◆ Problem details
The records that follow need to be output exactly as they are.

----

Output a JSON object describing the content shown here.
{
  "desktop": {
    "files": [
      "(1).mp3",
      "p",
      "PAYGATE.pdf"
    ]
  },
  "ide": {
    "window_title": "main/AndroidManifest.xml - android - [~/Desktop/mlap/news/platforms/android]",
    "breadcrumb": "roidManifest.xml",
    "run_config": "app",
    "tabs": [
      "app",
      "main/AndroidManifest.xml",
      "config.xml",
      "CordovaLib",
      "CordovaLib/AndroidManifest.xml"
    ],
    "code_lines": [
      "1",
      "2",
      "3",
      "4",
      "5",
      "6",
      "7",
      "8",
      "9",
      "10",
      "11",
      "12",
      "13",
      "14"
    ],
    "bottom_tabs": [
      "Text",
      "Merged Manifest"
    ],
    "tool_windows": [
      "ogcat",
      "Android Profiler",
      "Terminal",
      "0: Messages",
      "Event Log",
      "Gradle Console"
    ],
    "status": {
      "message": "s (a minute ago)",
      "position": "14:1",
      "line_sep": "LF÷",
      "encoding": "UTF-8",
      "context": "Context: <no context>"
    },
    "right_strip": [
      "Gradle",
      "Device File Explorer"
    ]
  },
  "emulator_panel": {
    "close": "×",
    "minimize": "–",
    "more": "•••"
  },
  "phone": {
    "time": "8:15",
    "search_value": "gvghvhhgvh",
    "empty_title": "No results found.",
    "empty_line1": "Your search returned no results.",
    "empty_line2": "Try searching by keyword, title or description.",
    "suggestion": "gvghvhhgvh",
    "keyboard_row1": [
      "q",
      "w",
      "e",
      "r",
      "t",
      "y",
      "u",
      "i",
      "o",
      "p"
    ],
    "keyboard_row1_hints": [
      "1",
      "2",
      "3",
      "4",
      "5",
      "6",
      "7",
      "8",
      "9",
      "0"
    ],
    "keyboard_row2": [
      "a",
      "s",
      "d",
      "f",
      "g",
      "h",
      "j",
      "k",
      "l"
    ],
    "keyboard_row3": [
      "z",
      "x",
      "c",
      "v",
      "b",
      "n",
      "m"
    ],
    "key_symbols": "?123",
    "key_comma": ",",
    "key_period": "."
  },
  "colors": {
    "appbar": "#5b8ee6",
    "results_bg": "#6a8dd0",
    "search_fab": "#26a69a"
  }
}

----

◆ Output
Output a JSON object describing the content shown here.
{
  "desktop": {
    "files": [
      "(1).mp3",
      "p",
      "PAYGATE.pdf"
    ]
  },
  "ide": {
    "window_title": "main/AndroidManifest.xml - android - [~/Desktop/mlap/news/platforms/android]",
    "breadcrumb": "roidManifest.xml",
    "run_config": "app",
    "tabs": [
      "app",
      "main/AndroidManifest.xml",
      "config.xml",
      "CordovaLib",
      "CordovaLib/AndroidManifest.xml"
    ],
    "code_lines": [
      "1",
      "2",
      "3",
      "4",
      "5",
      "6",
      "7",
      "8",
      "9",
      "10",
      "11",
      "12",
      "13",
      "14"
    ],
    "bottom_tabs": [
      "Text",
      "Merged Manifest"
    ],
    "tool_windows": [
      "ogcat",
      "Android Profiler",
      "Terminal",
      "0: Messages",
      "Event Log",
      "Gradle Console"
    ],
    "status": {
      "message": "s (a minute ago)",
      "position": "14:1",
      "line_sep": "LF÷",
      "encoding": "UTF-8",
      "context": "Context: <no context>"
    },
    "right_strip": [
      "Gradle",
      "Device File Explorer"
    ]
  },
  "emulator_panel": {
    "close": "×",
    "minimize": "–",
    "more": "•••"
  },
  "phone": {
    "time": "8:15",
    "search_value": "gvghvhhgvh",
    "empty_title": "No results found.",
    "empty_line1": "Your search returned no results.",
    "empty_line2": "Try searching by keyword, title or description.",
    "suggestion": "gvghvhhgvh",
    "keyboard_row1": [
      "q",
      "w",
      "e",
      "r",
      "t",
      "y",
      "u",
      "i",
      "o",
      "p"
    ],
    "keyboard_row1_hints": [
      "1",
      "2",
      "3",
      "4",
      "5",
      "6",
      "7",
      "8",
      "9",
      "0"
    ],
    "keyboard_row2": [
      "a",
      "s",
      "d",
      "f",
      "g",
      "h",
      "j",
      "k",
      "l"
    ],
    "keyboard_row3": [
      "z",
      "x",
      "c",
      "v",
      "b",
      "n",
      "m"
    ],
    "key_symbols": "?123",
    "key_comma": ",",
    "key_period": "."
  },
  "colors": {
    "appbar": "#5b8ee6",
    "results_bg": "#6a8dd0",
    "search_fab": "#26a69a"
  }
}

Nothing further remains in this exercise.